** Start of Excerpted records **

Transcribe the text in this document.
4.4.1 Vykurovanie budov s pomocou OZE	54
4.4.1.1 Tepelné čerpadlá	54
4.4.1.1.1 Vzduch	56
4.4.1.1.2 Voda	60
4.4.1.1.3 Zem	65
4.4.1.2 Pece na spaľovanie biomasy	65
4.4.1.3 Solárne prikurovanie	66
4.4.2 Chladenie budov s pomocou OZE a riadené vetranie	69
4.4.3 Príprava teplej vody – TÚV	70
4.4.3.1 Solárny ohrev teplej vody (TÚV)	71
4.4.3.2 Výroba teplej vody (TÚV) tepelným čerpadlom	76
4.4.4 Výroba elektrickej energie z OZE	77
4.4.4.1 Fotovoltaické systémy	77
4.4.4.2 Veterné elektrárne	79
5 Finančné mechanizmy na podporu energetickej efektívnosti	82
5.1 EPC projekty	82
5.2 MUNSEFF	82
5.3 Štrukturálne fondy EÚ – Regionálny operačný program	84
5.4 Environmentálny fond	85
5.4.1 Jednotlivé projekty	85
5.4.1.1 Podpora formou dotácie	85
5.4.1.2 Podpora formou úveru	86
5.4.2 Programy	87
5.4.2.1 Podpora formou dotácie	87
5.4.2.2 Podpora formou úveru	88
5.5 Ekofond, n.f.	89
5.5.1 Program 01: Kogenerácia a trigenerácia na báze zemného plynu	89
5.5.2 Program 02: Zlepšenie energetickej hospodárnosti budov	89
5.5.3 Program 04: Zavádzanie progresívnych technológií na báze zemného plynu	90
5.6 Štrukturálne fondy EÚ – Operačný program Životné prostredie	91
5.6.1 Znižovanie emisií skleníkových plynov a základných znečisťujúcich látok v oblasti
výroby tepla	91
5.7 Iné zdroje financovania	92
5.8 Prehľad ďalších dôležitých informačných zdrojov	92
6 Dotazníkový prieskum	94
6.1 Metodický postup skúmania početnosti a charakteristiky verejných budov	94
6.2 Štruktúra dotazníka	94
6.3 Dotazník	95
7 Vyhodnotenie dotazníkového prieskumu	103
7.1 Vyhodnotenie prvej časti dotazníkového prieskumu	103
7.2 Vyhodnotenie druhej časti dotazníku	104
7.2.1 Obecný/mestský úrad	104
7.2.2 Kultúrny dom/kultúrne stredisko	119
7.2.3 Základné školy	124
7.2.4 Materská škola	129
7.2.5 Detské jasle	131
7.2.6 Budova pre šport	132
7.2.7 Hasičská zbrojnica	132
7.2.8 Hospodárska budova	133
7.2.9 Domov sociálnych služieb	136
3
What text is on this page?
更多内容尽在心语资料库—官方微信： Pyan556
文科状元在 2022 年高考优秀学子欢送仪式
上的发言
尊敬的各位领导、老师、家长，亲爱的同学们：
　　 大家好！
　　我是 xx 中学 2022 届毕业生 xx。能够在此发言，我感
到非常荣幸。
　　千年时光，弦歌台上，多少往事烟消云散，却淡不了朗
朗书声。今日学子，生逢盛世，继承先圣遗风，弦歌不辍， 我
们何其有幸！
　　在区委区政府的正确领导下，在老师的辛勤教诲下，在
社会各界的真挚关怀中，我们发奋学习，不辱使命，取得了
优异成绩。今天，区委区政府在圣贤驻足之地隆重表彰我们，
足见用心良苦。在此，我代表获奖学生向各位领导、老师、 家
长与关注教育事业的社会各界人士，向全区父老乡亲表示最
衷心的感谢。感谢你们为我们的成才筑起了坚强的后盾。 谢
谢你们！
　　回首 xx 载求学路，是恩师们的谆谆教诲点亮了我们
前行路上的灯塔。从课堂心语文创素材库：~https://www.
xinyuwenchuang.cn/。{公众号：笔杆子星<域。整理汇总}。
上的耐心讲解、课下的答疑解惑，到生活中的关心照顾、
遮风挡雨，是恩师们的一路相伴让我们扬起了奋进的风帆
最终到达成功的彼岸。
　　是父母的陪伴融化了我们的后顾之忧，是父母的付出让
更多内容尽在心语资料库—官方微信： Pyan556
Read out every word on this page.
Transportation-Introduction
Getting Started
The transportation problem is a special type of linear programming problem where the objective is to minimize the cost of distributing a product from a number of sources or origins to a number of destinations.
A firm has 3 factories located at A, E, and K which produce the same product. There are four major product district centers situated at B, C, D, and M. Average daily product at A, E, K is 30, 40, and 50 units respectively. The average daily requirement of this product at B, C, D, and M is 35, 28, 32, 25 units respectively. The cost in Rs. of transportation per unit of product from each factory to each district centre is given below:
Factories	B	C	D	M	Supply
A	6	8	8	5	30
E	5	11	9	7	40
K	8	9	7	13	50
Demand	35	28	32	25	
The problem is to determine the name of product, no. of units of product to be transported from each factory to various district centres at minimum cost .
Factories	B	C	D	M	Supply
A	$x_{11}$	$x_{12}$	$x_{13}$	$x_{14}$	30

** End of Excerpted records **

Set down the listing in full, keeping every word exactly as it is.

Transcribe the text in this document.
4.4.1 Vykurovanie budov s pomocou OZE	54
4.4.1.1 Tepelné čerpadlá	54
4.4.1.1.1 Vzduch	56
4.4.1.1.2 Voda	60
4.4.1.1.3 Zem	65
4.4.1.2 Pece na spaľovanie biomasy	65
4.4.1.3 Solárne prikurovanie	66
4.4.2 Chladenie budov s pomocou OZE a riadené vetranie	69
4.4.3 Príprava teplej vody – TÚV	70
4.4.3.1 Solárny ohrev teplej vody (TÚV)	71
4.4.3.2 Výroba teplej vody (TÚV) tepelným čerpadlom	76
4.4.4 Výroba elektrickej energie z OZE	77
4.4.4.1 Fotovoltaické systémy	77
4.4.4.2 Veterné elektrárne	79
5 Finančné mechanizmy na podporu energetickej efektívnosti	82
5.1 EPC projekty	82
5.2 MUNSEFF	82
5.3 Štrukturálne fondy EÚ – Regionálny operačný program	84
5.4 Environmentálny fond	85
5.4.1 Jednotlivé projekty	85
5.4.1.1 Podpora formou dotácie	85
5.4.1.2 Podpora formou úveru	86
5.4.2 Programy	87
5.4.2.1 Podpora formou dotácie	87
5.4.2.2 Podpora formou úveru	88
5.5 Ekofond, n.f.	89
5.5.1 Program 01: Kogenerácia a trigenerácia na báze zemného plynu	89
5.5.2 Program 02: Zlepšenie energetickej hospodárnosti budov	89
5.5.3 Program 04: Zavádzanie progresívnych technológií na báze zemného plynu	90
5.6 Štrukturálne fondy EÚ – Operačný program Životné prostredie	91
5.6.1 Znižovanie emisií skleníkových plynov a základných znečisťujúcich látok v oblasti
výroby tepla	91
5.7 Iné zdroje financovania	92
5.8 Prehľad ďalších dôležitých informačných zdrojov	92
6 Dotazníkový prieskum	94
6.1 Metodický postup skúmania početnosti a charakteristiky verejných budov	94
6.2 Štruktúra dotazníka	94
6.3 Dotazník	95
7 Vyhodnotenie dotazníkového prieskumu	103
7.1 Vyhodnotenie prvej časti dotazníkového prieskumu	103
7.2 Vyhodnotenie druhej časti dotazníku	104
7.2.1 Obecný/mestský úrad	104
7.2.2 Kultúrny dom/kultúrne stredisko	119
7.2.3 Základné školy	124
7.2.4 Materská škola	129
7.2.5 Detské jasle	131
7.2.6 Budova pre šport	132
7.2.7 Hasičská zbrojnica	132
7.2.8 Hospodárska budova	133
7.2.9 Domov sociálnych služieb	136
3
What text is on this page?
更多内容尽在心语资料库—官方微信： Pyan556
文科状元在 2022 年高考优秀学子欢送仪式
上的发言
尊敬的各位领导、老师、家长，亲爱的同学们：
　　 大家好！
　　我是 xx 中学 2022 届毕业生 xx。能够在此发言，我感
到非常荣幸。
　　千年时光，弦歌台上，多少往事烟消云散，却淡不了朗
朗书声。今日学子，生逢盛世，继承先圣遗风，弦歌不辍， 我
们何其有幸！
　　在区委区政府的正确领导下，在老师的辛勤教诲下，在
社会各界的真挚关怀中，我们发奋学习，不辱使命，取得了
优异成绩。今天，区委区政府在圣贤驻足之地隆重表彰我们，
足见用心良苦。在此，我代表获奖学生向各位领导、老师、 家
长与关注教育事业的社会各界人士，向全区父老乡亲表示最
衷心的感谢。感谢你们为我们的成才筑起了坚强的后盾。 谢
谢你们！
　　回首 xx 载求学路，是恩师们的谆谆教诲点亮了我们
前行路上的灯塔。从课堂心语文创素材库：~https://www.
xinyuwenchuang.cn/。{公众号：笔杆子星<域。整理汇总}。
上的耐心讲解、课下的答疑解惑，到生活中的关心照顾、
遮风挡雨，是恩师们的一路相伴让我们扬起了奋进的风帆
最终到达成功的彼岸。
　　是父母的陪伴融化了我们的后顾之忧，是父母的付出让
更多内容尽在心语资料库—官方微信： Pyan556
Read out every word on this page.
Transportation-Introduction
Getting Started
The transportation problem is a special type of linear programming problem where the objective is to minimize the cost of distributing a product from a number of sources or origins to a number of destinations.
A firm has 3 factories located at A, E, and K which produce the same product. There are four major product district centers situated at B, C, D, and M. Average daily product at A, E, K is 30, 40, and 50 units respectively. The average daily requirement of this product at B, C, D, and M is 35, 28, 32, 25 units respectively. The cost in Rs. of transportation per unit of product from each factory to each district centre is given below:
Factories	B	C	D	M	Supply
A	6	8	8	5	30
E	5	11	9	7	40
K	8	9	7	13	50
Demand	35	28	32	25	
The problem is to determine the name of product, no. of units of product to be transported from each factory to various district centres at minimum cost .
Factories	B	C	D	M	Supply
A	$x_{11}$	$x_{12}$	$x_{13}$	$x_{14}$	30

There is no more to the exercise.